'''

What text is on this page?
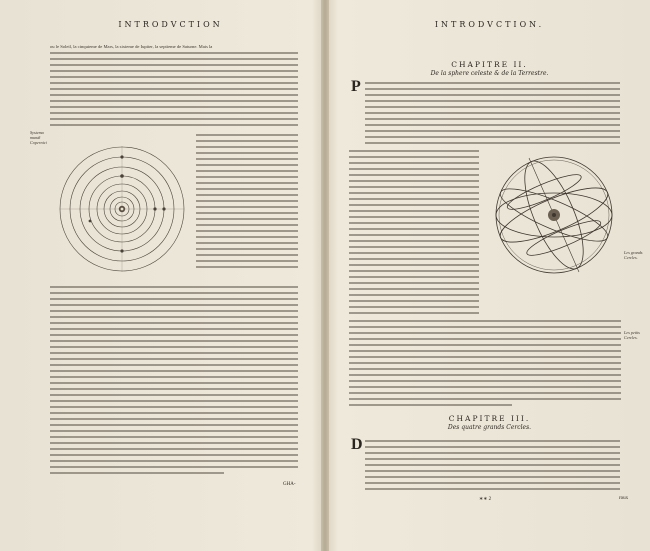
INTRODVCTION
ou le Soleil, la cinquieme de Mars, la sixieme de Iupiter, la septieme de Saturne. Mais la
Systema mundi Copernici
GHA-
INTRODVCTION.
CHAPITRE II.
De la sphere celeste & de la Terrestre.
P
Les grands Cercles.
Les petits Cercles.
CHAPITRE III.
Des quatre grands Cercles.
D
∗∗ 2	roux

'''

- [SHORT EXERCISE]: Pictures in the data above should not be copied; transcribe everything else exactly.

- [ANSWER BELOW]:
What text is on this page?
INTRODVCTION
ou le Soleil, la cinquieme de Mars, la sixieme de Iupiter, la septieme de Saturne. Mais la
Systema mundi Copernici
GHA-
INTRODVCTION.
CHAPITRE II.
De la sphere celeste & de la Terrestre.
P
Les grands Cercles.
Les petits Cercles.
CHAPITRE III.
Des quatre grands Cercles.
D
∗∗ 2	roux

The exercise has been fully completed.